## [Prompt]
Nothing in the records may be left out or altered; reproduce them all exactly.
# START OF Given data
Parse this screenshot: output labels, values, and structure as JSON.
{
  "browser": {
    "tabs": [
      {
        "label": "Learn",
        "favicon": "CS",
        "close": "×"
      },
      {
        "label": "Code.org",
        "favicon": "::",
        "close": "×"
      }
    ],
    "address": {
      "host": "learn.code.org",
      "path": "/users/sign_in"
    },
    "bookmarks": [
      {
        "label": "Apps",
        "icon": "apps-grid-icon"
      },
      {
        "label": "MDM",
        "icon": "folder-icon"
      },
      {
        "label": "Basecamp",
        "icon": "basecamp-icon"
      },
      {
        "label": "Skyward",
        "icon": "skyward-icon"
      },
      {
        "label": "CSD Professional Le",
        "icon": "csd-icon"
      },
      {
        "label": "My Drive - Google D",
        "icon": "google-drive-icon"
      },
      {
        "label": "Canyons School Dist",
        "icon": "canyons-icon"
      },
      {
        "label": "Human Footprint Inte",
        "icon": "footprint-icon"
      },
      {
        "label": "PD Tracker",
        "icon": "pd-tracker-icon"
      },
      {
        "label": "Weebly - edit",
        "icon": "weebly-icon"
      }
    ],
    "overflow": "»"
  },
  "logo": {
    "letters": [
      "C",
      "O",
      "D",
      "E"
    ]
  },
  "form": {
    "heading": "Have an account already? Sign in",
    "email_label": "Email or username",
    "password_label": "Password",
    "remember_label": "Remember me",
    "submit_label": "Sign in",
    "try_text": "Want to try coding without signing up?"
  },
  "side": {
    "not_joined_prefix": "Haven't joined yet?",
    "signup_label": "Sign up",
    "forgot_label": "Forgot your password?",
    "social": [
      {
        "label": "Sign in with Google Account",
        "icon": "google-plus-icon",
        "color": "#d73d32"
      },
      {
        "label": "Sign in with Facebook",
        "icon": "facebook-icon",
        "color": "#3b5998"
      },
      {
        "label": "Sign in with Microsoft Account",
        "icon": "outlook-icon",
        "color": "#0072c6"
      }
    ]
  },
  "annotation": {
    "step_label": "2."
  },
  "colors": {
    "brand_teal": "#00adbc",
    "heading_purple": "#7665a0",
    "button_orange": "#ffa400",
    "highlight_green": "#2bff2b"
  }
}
# END OF Given data
## [Task solution]
Parse this screenshot: output labels, values, and structure as JSON.
{
  "browser": {
    "tabs": [
      {
        "label": "Learn",
        "favicon": "CS",
        "close": "×"
      },
      {
        "label": "Code.org",
        "favicon": "::",
        "close": "×"
      }
    ],
    "address": {
      "host": "learn.code.org",
      "path": "/users/sign_in"
    },
    "bookmarks": [
      {
        "label": "Apps",
        "icon": "apps-grid-icon"
      },
      {
        "label": "MDM",
        "icon": "folder-icon"
      },
      {
        "label": "Basecamp",
        "icon": "basecamp-icon"
      },
      {
        "label": "Skyward",
        "icon": "skyward-icon"
      },
      {
        "label": "CSD Professional Le",
        "icon": "csd-icon"
      },
      {
        "label": "My Drive - Google D",
        "icon": "google-drive-icon"
      },
      {
        "label": "Canyons School Dist",
        "icon": "canyons-icon"
      },
      {
        "label": "Human Footprint Inte",
        "icon": "footprint-icon"
      },
      {
        "label": "PD Tracker",
        "icon": "pd-tracker-icon"
      },
      {
        "label": "Weebly - edit",
        "icon": "weebly-icon"
      }
    ],
    "overflow": "»"
  },
  "logo": {
    "letters": [
      "C",
      "O",
      "D",
      "E"
    ]
  },
  "form": {
    "heading": "Have an account already? Sign in",
    "email_label": "Email or username",
    "password_label": "Password",
    "remember_label": "Remember me",
    "submit_label": "Sign in",
    "try_text": "Want to try coding without signing up?"
  },
  "side": {
    "not_joined_prefix": "Haven't joined yet?",
    "signup_label": "Sign up",
    "forgot_label": "Forgot your password?",
    "social": [
      {
        "label": "Sign in with Google Account",
        "icon": "google-plus-icon",
        "color": "#d73d32"
      },
      {
        "label": "Sign in with Facebook",
        "icon": "facebook-icon",
        "color": "#3b5998"
      },
      {
        "label": "Sign in with Microsoft Account",
        "icon": "outlook-icon",
        "color": "#0072c6"
      }
    ]
  },
  "annotation": {
    "step_label": "2."
  },
  "colors": {
    "brand_teal": "#00adbc",
    "heading_purple": "#7665a0",
    "button_orange": "#ffa400",
    "highlight_green": "#2bff2b"
  }
}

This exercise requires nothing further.